▸ 課題の指示: 演習文によると、「結節」はもともと何を意味するか。

肺の結節影は放置してもいいの?診断の進め方やがんの確率を解説

  • クリニックブログ
2024/07/29

肺の結節影は放置してもいいの?診断の進め方やがんの確率を解説


 

 

「肺のレントゲンに結節影が写っていると言われて不安」
「放置しても問題ないと言われたけど、本当に治療しなくてもいいの?」

 
このようなお悩みや不安を抱えていませんか?
肺に影があると言われると、どうしても悪性腫瘍の存在が頭をよぎる方が多いのではないでしょうか。しかし、実際には他の疾患が原因のこともあれば、すでに治った後である場合もあります。
 
ではなぜ、疾患の可能性があるのにもかかわらず経過観察で治療をしないのでしょうか。
以降では、結節影の概要、考えられる疾患、すぐに治療できない理由について解説します。

 
 

肺の結節影とは?考えられる原因について

結節影がよく分からないという方に向けて概要を説明しつつ、考えられる原因について解説します。
 

結節影とは?

レントゲンを撮った際、本来であれば全体的に黒っぽく写るはずの肺に現れる、丸みを帯びた白い影を結節影といいます。もともと結節とは、しこりを意味します。
 
 

 健康診断の結果、健康診断を受ける時の注意点についてはこちら

詳しくはこちら

 
 
結節影が確認されてもすぐに治療できない理由は、
 

  • ●区別がつかないこと
  • ●あまりにも小さい場合は検査ができないこと

 
この2つです。
 
治療を始めるには、まず精密検査を行い疾患なのかそうでないのか、また疾患である場合はどの疾患なのかを知る必要があります。
 

考えられる原因疾患について

丸みを帯びた白い影がレントゲンに写っている場合、以下の疾患などが原因と考えられます。
 

  • ●肺結核
  • ●肺真菌症
  • ●肺非結核性抗酸菌症
  • ●良性腫瘍
  • ●肺炎
  • ●肺がん

 
では、一つずつ特徴や症状、治療をまとめて解説していきます。

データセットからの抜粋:
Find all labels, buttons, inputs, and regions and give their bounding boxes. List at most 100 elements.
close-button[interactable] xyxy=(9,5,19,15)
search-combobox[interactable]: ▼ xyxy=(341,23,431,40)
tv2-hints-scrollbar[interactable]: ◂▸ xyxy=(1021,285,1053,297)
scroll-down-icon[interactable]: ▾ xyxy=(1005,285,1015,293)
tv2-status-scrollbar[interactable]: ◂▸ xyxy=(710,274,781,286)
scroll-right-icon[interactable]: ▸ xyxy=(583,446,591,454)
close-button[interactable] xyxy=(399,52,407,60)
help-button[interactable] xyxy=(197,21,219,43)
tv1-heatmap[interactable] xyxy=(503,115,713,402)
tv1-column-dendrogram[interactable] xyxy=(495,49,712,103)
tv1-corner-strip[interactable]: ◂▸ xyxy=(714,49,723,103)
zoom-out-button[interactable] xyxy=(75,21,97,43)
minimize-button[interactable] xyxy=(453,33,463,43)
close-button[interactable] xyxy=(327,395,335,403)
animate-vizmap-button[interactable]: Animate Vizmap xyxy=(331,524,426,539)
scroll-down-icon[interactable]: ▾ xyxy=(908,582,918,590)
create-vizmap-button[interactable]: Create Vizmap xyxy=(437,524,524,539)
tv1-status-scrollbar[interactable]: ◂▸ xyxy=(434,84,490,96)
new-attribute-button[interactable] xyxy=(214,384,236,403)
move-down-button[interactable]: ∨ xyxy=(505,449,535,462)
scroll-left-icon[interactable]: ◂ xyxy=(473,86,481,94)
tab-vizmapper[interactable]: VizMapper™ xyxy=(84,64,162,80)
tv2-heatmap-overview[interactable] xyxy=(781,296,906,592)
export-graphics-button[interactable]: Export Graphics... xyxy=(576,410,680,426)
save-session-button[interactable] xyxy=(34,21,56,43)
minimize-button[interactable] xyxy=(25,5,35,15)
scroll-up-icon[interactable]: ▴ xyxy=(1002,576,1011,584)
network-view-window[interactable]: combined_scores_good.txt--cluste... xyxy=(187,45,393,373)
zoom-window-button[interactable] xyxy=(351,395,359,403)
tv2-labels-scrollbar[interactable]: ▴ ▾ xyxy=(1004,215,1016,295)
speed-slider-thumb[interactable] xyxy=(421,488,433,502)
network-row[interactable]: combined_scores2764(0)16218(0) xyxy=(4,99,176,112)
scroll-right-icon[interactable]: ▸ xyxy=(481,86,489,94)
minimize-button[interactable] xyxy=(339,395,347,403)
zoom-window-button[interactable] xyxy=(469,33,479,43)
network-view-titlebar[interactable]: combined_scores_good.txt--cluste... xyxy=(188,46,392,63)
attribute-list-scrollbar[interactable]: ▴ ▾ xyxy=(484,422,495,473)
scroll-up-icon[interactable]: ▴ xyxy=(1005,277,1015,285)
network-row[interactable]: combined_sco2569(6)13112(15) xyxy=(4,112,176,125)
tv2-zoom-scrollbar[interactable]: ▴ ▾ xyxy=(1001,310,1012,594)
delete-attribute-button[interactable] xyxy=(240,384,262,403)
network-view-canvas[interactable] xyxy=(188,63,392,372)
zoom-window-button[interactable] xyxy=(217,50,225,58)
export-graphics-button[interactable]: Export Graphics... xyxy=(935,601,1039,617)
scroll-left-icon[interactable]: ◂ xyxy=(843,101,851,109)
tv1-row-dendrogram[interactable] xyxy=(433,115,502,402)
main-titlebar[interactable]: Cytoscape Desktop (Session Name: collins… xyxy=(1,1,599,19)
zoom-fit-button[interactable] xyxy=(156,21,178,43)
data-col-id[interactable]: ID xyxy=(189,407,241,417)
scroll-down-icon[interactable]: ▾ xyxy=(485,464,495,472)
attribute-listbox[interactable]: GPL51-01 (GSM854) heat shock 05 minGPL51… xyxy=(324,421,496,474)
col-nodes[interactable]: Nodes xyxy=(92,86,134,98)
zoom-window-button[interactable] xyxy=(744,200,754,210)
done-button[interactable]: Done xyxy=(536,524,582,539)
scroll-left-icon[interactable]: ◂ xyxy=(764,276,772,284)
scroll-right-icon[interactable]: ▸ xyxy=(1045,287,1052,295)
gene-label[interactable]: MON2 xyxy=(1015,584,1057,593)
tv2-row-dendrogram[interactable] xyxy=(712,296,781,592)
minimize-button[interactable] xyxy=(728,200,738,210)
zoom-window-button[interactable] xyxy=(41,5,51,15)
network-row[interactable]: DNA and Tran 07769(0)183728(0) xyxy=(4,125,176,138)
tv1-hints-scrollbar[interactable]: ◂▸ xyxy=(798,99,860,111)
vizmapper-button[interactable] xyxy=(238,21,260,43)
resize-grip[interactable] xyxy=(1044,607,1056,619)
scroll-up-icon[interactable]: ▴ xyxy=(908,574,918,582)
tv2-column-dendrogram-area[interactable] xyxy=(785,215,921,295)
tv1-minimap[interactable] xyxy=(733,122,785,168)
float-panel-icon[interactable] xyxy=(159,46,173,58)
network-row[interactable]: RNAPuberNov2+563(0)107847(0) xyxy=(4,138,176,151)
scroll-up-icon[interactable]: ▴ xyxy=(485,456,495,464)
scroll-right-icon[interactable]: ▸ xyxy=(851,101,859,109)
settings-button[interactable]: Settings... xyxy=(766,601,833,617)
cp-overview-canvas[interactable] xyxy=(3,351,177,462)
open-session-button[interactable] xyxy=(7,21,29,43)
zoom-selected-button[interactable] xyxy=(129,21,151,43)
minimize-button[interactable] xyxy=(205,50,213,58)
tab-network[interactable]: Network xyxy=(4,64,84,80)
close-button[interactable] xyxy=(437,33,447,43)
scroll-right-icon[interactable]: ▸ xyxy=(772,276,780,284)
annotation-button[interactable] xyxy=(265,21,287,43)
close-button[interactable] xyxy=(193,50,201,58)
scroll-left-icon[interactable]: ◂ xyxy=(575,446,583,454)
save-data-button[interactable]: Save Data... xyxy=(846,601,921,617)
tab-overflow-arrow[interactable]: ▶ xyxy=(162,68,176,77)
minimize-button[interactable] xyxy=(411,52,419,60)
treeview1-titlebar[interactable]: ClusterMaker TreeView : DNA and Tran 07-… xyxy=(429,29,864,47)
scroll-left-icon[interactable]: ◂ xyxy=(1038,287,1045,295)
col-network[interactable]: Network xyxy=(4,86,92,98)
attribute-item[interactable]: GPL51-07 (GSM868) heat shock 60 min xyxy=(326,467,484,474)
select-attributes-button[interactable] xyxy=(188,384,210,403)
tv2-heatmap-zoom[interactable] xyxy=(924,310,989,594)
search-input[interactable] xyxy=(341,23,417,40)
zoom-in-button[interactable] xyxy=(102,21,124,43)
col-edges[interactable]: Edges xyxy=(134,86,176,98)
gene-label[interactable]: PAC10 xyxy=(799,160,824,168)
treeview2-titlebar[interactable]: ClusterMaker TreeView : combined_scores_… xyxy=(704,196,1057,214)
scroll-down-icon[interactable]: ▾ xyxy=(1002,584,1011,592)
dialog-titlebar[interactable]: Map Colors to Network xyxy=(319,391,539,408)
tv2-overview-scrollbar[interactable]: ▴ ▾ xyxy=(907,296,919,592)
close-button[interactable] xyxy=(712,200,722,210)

▸ 解答: しこりを意味する。